■ Short exercise
Among the lines below, count those with "this". Give the total alone.

■ Source material
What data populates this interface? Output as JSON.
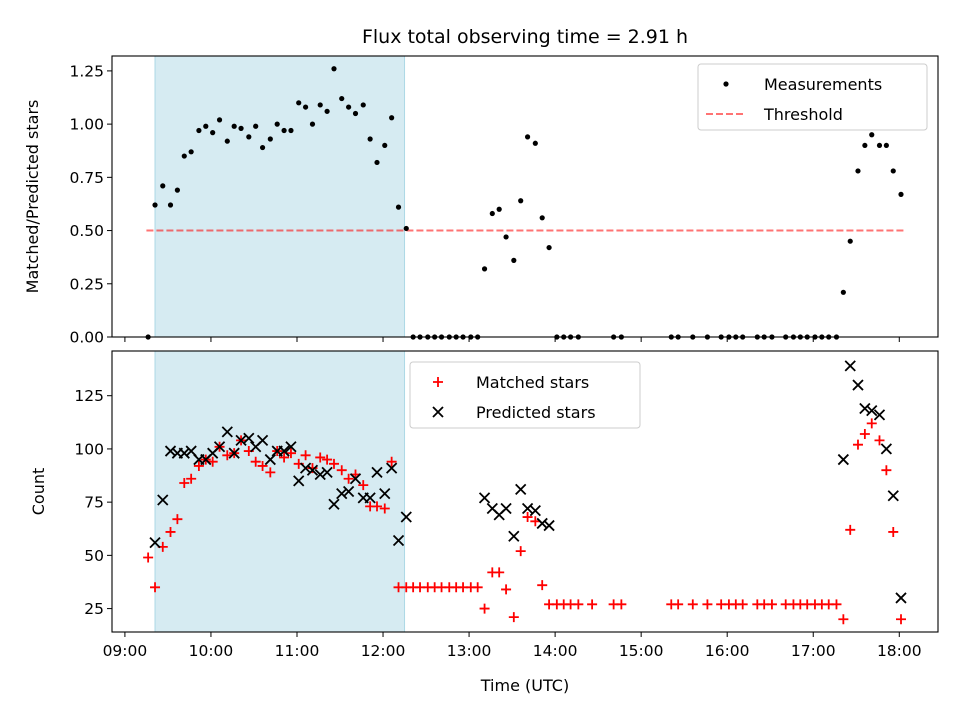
{
  "figure": {
    "title": "Flux total observing time = 2.91 h",
    "xlabel": "Time (UTC)",
    "xticks": [
      "09:00",
      "10:00",
      "11:00",
      "12:00",
      "13:00",
      "14:00",
      "15:00",
      "16:00",
      "17:00",
      "18:00"
    ],
    "colors": {
      "span": "#add8e6",
      "threshold": "#ff0000",
      "measurement": "#000000",
      "matched": "#ff0000",
      "predicted": "#000000"
    }
  },
  "chart_data": [
    {
      "type": "scatter",
      "ylabel": "Matched/Predicted stars",
      "xlim": [
        8.85,
        18.45
      ],
      "ylim": [
        0,
        1.32
      ],
      "yticks": [
        "0.00",
        "0.25",
        "0.50",
        "0.75",
        "1.00",
        "1.25"
      ],
      "x_units": "hours UTC",
      "shaded_interval": [
        9.35,
        12.25
      ],
      "threshold": {
        "value": 0.5,
        "x_range": [
          9.25,
          18.05
        ],
        "style": "dashed"
      },
      "legend": {
        "placement": "top-right",
        "entries": [
          "Measurements",
          "Threshold"
        ]
      },
      "series": [
        {
          "name": "Measurements",
          "points": [
            [
              9.27,
              0.0
            ],
            [
              9.35,
              0.62
            ],
            [
              9.44,
              0.71
            ],
            [
              9.53,
              0.62
            ],
            [
              9.61,
              0.69
            ],
            [
              9.69,
              0.85
            ],
            [
              9.77,
              0.87
            ],
            [
              9.86,
              0.97
            ],
            [
              9.94,
              0.99
            ],
            [
              10.02,
              0.96
            ],
            [
              10.1,
              1.02
            ],
            [
              10.19,
              0.92
            ],
            [
              10.27,
              0.99
            ],
            [
              10.35,
              0.98
            ],
            [
              10.44,
              0.94
            ],
            [
              10.52,
              0.99
            ],
            [
              10.6,
              0.89
            ],
            [
              10.69,
              0.93
            ],
            [
              10.77,
              1.0
            ],
            [
              10.85,
              0.97
            ],
            [
              10.93,
              0.97
            ],
            [
              11.02,
              1.1
            ],
            [
              11.1,
              1.08
            ],
            [
              11.18,
              1.0
            ],
            [
              11.27,
              1.09
            ],
            [
              11.35,
              1.06
            ],
            [
              11.43,
              1.26
            ],
            [
              11.52,
              1.12
            ],
            [
              11.6,
              1.08
            ],
            [
              11.68,
              1.05
            ],
            [
              11.77,
              1.09
            ],
            [
              11.85,
              0.93
            ],
            [
              11.93,
              0.82
            ],
            [
              12.02,
              0.9
            ],
            [
              12.1,
              1.03
            ],
            [
              12.18,
              0.61
            ],
            [
              12.27,
              0.51
            ],
            [
              12.35,
              0.0
            ],
            [
              12.43,
              0.0
            ],
            [
              12.52,
              0.0
            ],
            [
              12.6,
              0.0
            ],
            [
              12.68,
              0.0
            ],
            [
              12.77,
              0.0
            ],
            [
              12.85,
              0.0
            ],
            [
              12.93,
              0.0
            ],
            [
              13.02,
              0.0
            ],
            [
              13.1,
              0.0
            ],
            [
              13.18,
              0.32
            ],
            [
              13.27,
              0.58
            ],
            [
              13.35,
              0.6
            ],
            [
              13.43,
              0.47
            ],
            [
              13.52,
              0.36
            ],
            [
              13.6,
              0.64
            ],
            [
              13.68,
              0.94
            ],
            [
              13.77,
              0.91
            ],
            [
              13.85,
              0.56
            ],
            [
              13.93,
              0.42
            ],
            [
              14.02,
              0.0
            ],
            [
              14.1,
              0.0
            ],
            [
              14.18,
              0.0
            ],
            [
              14.27,
              0.0
            ],
            [
              14.68,
              0.0
            ],
            [
              14.77,
              0.0
            ],
            [
              15.35,
              0.0
            ],
            [
              15.43,
              0.0
            ],
            [
              15.6,
              0.0
            ],
            [
              15.77,
              0.0
            ],
            [
              15.93,
              0.0
            ],
            [
              16.02,
              0.0
            ],
            [
              16.1,
              0.0
            ],
            [
              16.18,
              0.0
            ],
            [
              16.35,
              0.0
            ],
            [
              16.43,
              0.0
            ],
            [
              16.52,
              0.0
            ],
            [
              16.68,
              0.0
            ],
            [
              16.77,
              0.0
            ],
            [
              16.85,
              0.0
            ],
            [
              16.93,
              0.0
            ],
            [
              17.02,
              0.0
            ],
            [
              17.1,
              0.0
            ],
            [
              17.18,
              0.0
            ],
            [
              17.27,
              0.0
            ],
            [
              17.35,
              0.21
            ],
            [
              17.43,
              0.45
            ],
            [
              17.52,
              0.78
            ],
            [
              17.6,
              0.9
            ],
            [
              17.68,
              0.95
            ],
            [
              17.77,
              0.9
            ],
            [
              17.85,
              0.9
            ],
            [
              17.93,
              0.78
            ],
            [
              18.02,
              0.67
            ]
          ]
        }
      ]
    },
    {
      "type": "scatter",
      "ylabel": "Count",
      "xlim": [
        8.85,
        18.45
      ],
      "ylim": [
        14,
        146
      ],
      "yticks": [
        "25",
        "50",
        "75",
        "100",
        "125"
      ],
      "x_units": "hours UTC",
      "shaded_interval": [
        9.35,
        12.25
      ],
      "legend": {
        "placement": "top-center",
        "entries": [
          "Matched stars",
          "Predicted stars"
        ]
      },
      "series": [
        {
          "name": "Matched stars",
          "marker": "plus",
          "points": [
            [
              9.27,
              49
            ],
            [
              9.35,
              35
            ],
            [
              9.44,
              54
            ],
            [
              9.53,
              61
            ],
            [
              9.61,
              67
            ],
            [
              9.69,
              84
            ],
            [
              9.77,
              86
            ],
            [
              9.86,
              92
            ],
            [
              9.94,
              95
            ],
            [
              10.02,
              94
            ],
            [
              10.1,
              101
            ],
            [
              10.19,
              97
            ],
            [
              10.27,
              98
            ],
            [
              10.35,
              104
            ],
            [
              10.44,
              99
            ],
            [
              10.52,
              94
            ],
            [
              10.6,
              92
            ],
            [
              10.69,
              89
            ],
            [
              10.77,
              99
            ],
            [
              10.85,
              96
            ],
            [
              10.93,
              98
            ],
            [
              11.02,
              93
            ],
            [
              11.1,
              97
            ],
            [
              11.18,
              91
            ],
            [
              11.27,
              96
            ],
            [
              11.35,
              95
            ],
            [
              11.43,
              93
            ],
            [
              11.52,
              90
            ],
            [
              11.6,
              86
            ],
            [
              11.68,
              88
            ],
            [
              11.77,
              83
            ],
            [
              11.85,
              73
            ],
            [
              11.93,
              73
            ],
            [
              12.02,
              72
            ],
            [
              12.1,
              94
            ],
            [
              12.18,
              35
            ],
            [
              12.27,
              35
            ],
            [
              12.35,
              35
            ],
            [
              12.43,
              35
            ],
            [
              12.52,
              35
            ],
            [
              12.6,
              35
            ],
            [
              12.68,
              35
            ],
            [
              12.77,
              35
            ],
            [
              12.85,
              35
            ],
            [
              12.93,
              35
            ],
            [
              13.02,
              35
            ],
            [
              13.1,
              35
            ],
            [
              13.18,
              25
            ],
            [
              13.27,
              42
            ],
            [
              13.35,
              42
            ],
            [
              13.43,
              34
            ],
            [
              13.52,
              21
            ],
            [
              13.6,
              52
            ],
            [
              13.68,
              68
            ],
            [
              13.77,
              66
            ],
            [
              13.85,
              36
            ],
            [
              13.93,
              27
            ],
            [
              14.02,
              27
            ],
            [
              14.1,
              27
            ],
            [
              14.18,
              27
            ],
            [
              14.27,
              27
            ],
            [
              14.43,
              27
            ],
            [
              14.68,
              27
            ],
            [
              14.77,
              27
            ],
            [
              15.35,
              27
            ],
            [
              15.43,
              27
            ],
            [
              15.6,
              27
            ],
            [
              15.77,
              27
            ],
            [
              15.93,
              27
            ],
            [
              16.02,
              27
            ],
            [
              16.1,
              27
            ],
            [
              16.18,
              27
            ],
            [
              16.35,
              27
            ],
            [
              16.43,
              27
            ],
            [
              16.52,
              27
            ],
            [
              16.68,
              27
            ],
            [
              16.77,
              27
            ],
            [
              16.85,
              27
            ],
            [
              16.93,
              27
            ],
            [
              17.02,
              27
            ],
            [
              17.1,
              27
            ],
            [
              17.18,
              27
            ],
            [
              17.27,
              27
            ],
            [
              17.35,
              20
            ],
            [
              17.43,
              62
            ],
            [
              17.52,
              102
            ],
            [
              17.6,
              107
            ],
            [
              17.68,
              112
            ],
            [
              17.77,
              104
            ],
            [
              17.85,
              90
            ],
            [
              17.93,
              61
            ],
            [
              18.02,
              20
            ]
          ]
        },
        {
          "name": "Predicted stars",
          "marker": "x",
          "points": [
            [
              9.35,
              56
            ],
            [
              9.44,
              76
            ],
            [
              9.53,
              99
            ],
            [
              9.61,
              98
            ],
            [
              9.69,
              98
            ],
            [
              9.77,
              99
            ],
            [
              9.86,
              95
            ],
            [
              9.94,
              95
            ],
            [
              10.02,
              98
            ],
            [
              10.1,
              101
            ],
            [
              10.19,
              108
            ],
            [
              10.27,
              98
            ],
            [
              10.35,
              104
            ],
            [
              10.44,
              105
            ],
            [
              10.52,
              101
            ],
            [
              10.6,
              104
            ],
            [
              10.69,
              95
            ],
            [
              10.77,
              99
            ],
            [
              10.85,
              99
            ],
            [
              10.93,
              101
            ],
            [
              11.02,
              85
            ],
            [
              11.1,
              91
            ],
            [
              11.18,
              90
            ],
            [
              11.27,
              88
            ],
            [
              11.35,
              89
            ],
            [
              11.43,
              74
            ],
            [
              11.52,
              79
            ],
            [
              11.6,
              80
            ],
            [
              11.68,
              86
            ],
            [
              11.77,
              77
            ],
            [
              11.85,
              77
            ],
            [
              11.93,
              89
            ],
            [
              12.02,
              79
            ],
            [
              12.1,
              91
            ],
            [
              12.18,
              57
            ],
            [
              12.27,
              68
            ],
            [
              13.18,
              77
            ],
            [
              13.27,
              72
            ],
            [
              13.35,
              69
            ],
            [
              13.43,
              72
            ],
            [
              13.52,
              59
            ],
            [
              13.6,
              81
            ],
            [
              13.68,
              72
            ],
            [
              13.77,
              71
            ],
            [
              13.85,
              65
            ],
            [
              13.93,
              64
            ],
            [
              17.35,
              95
            ],
            [
              17.43,
              139
            ],
            [
              17.52,
              130
            ],
            [
              17.6,
              119
            ],
            [
              17.68,
              118
            ],
            [
              17.77,
              116
            ],
            [
              17.85,
              100
            ],
            [
              17.93,
              78
            ],
            [
              18.02,
              30
            ]
          ]
        }
      ]
    }
  ]
}
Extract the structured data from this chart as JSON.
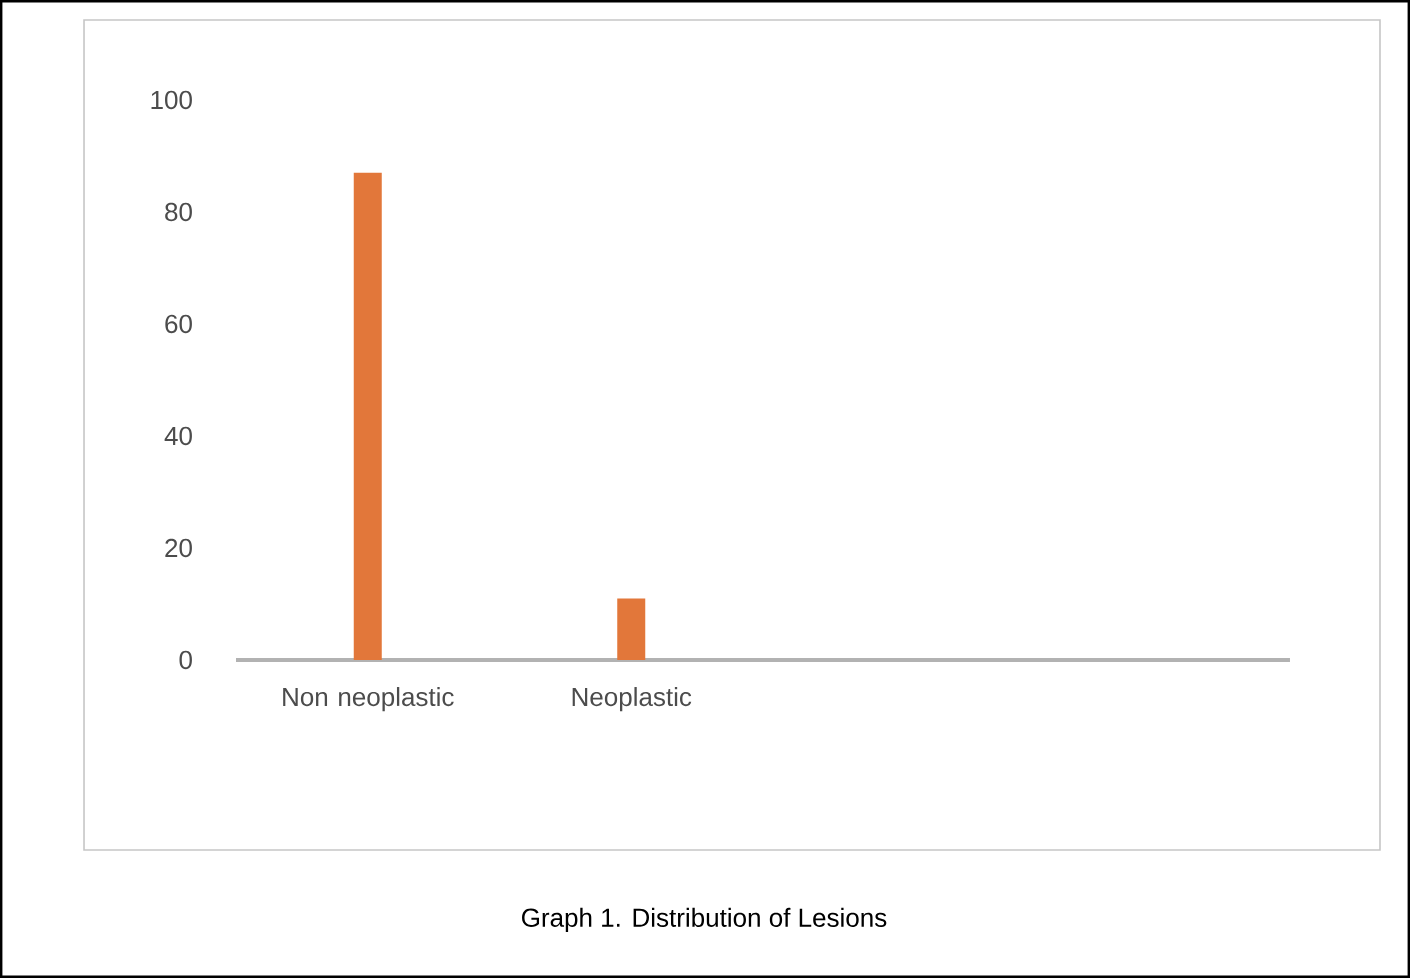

■ Correct answer
2